■ Description of the task: Extract, from the records beneath this instruction, each line that contains the word "JSON".

Saved entries:
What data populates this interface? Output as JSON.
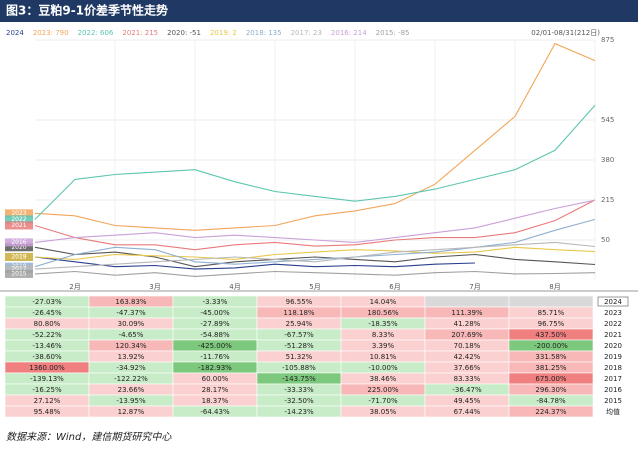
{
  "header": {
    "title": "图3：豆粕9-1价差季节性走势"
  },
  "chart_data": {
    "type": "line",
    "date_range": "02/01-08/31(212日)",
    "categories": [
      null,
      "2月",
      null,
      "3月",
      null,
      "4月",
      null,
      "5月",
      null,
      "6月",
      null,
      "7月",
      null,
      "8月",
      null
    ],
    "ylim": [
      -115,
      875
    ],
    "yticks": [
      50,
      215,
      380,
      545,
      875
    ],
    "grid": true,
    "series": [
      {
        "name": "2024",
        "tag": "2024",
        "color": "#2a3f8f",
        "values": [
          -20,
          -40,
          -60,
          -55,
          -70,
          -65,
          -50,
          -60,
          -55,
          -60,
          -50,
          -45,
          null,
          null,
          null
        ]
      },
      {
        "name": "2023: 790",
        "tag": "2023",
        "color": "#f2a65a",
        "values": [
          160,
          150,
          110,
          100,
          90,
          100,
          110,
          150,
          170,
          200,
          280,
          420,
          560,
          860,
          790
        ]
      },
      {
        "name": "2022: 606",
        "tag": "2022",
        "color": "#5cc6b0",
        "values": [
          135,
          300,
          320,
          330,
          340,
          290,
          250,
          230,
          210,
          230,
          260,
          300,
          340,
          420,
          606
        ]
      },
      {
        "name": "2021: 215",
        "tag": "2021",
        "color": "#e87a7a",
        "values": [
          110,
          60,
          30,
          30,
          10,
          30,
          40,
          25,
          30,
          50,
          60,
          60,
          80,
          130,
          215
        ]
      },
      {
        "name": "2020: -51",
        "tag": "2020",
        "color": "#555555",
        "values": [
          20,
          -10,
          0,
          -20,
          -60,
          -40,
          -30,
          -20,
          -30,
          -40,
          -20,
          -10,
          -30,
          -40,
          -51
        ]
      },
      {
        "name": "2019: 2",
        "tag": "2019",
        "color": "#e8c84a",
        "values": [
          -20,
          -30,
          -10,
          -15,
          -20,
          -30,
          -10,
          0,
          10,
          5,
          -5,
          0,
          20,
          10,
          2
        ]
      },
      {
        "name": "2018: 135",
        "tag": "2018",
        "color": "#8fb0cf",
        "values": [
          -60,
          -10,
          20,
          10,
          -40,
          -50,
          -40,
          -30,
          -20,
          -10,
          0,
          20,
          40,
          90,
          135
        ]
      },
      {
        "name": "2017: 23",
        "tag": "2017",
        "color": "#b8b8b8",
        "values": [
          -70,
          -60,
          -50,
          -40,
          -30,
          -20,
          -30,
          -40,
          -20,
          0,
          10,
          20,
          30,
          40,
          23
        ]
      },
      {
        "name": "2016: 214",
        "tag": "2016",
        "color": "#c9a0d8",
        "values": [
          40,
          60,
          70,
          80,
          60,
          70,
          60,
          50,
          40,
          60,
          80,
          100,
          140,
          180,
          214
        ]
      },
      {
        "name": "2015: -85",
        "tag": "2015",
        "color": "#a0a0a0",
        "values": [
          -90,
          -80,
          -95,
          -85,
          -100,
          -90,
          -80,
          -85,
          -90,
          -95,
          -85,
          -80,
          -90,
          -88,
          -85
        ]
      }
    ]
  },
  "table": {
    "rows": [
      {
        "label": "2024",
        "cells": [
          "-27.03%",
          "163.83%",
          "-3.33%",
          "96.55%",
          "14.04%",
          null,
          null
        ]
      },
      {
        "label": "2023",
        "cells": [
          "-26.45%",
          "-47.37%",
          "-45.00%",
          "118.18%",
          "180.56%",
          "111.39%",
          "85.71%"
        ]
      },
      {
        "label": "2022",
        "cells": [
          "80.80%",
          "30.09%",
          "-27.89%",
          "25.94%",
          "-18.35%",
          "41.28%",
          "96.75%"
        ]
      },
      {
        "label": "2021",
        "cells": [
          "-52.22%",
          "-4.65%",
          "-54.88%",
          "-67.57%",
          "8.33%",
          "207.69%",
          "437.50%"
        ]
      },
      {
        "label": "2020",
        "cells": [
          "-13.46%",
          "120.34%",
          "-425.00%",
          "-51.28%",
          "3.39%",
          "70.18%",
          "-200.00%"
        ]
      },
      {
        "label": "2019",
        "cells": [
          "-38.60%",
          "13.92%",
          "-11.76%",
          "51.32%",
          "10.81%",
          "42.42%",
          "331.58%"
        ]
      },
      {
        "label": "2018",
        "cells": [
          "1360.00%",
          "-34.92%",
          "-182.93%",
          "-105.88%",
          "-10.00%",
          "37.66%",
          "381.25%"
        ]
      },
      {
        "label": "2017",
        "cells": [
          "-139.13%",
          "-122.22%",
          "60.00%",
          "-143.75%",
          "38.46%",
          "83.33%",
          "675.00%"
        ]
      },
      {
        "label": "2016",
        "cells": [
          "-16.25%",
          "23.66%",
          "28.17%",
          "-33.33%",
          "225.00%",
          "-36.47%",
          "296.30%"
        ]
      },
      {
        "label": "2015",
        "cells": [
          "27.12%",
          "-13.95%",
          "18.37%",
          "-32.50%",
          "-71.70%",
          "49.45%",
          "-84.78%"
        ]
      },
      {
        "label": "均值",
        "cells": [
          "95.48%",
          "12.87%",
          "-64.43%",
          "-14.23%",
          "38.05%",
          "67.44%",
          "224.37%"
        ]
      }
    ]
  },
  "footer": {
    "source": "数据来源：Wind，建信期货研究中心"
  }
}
...
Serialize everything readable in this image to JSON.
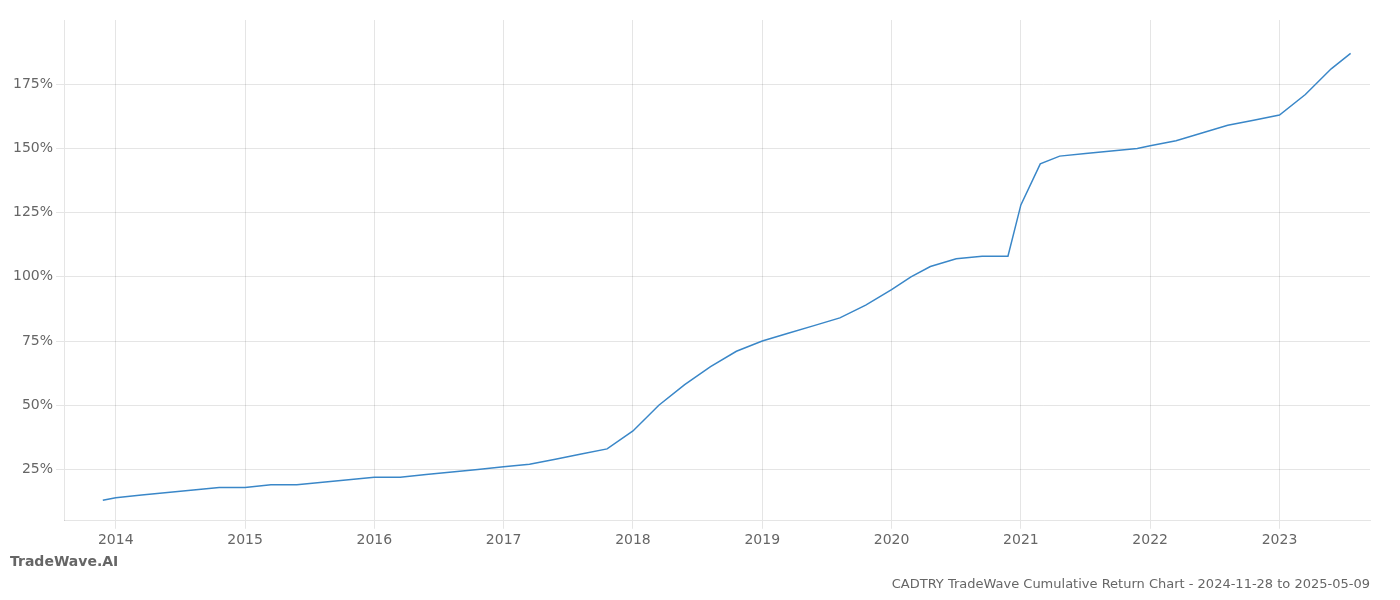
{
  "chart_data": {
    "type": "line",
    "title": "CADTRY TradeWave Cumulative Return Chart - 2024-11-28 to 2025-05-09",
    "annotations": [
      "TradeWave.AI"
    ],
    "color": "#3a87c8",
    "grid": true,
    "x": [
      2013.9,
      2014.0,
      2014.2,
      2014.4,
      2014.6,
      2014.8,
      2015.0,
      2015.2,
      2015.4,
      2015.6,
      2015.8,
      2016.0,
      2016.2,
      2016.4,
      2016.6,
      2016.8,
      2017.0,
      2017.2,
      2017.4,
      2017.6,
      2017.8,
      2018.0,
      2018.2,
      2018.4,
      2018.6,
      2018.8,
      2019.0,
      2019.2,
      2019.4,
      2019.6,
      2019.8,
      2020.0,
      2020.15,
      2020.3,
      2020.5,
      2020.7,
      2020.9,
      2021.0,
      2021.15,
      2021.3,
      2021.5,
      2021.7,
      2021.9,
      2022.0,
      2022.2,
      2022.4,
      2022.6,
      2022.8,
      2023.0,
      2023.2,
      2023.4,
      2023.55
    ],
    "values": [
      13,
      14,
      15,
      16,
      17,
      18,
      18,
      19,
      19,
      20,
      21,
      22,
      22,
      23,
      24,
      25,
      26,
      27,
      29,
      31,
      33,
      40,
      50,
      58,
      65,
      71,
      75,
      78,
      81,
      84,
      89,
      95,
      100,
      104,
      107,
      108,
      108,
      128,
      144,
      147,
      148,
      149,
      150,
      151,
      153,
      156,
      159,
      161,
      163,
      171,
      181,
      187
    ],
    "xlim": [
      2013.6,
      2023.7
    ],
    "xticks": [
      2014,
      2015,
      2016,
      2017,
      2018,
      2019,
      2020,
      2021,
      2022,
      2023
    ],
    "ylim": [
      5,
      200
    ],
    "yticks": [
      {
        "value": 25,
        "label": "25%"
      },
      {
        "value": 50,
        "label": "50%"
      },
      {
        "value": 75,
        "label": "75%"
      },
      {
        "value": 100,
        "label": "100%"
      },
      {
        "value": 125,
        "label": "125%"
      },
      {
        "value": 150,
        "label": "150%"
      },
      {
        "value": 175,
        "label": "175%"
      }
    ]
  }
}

■ Response to this exercise:
What data populates this interface? Output as JSON.
Serialize everything readable in this image to JSON.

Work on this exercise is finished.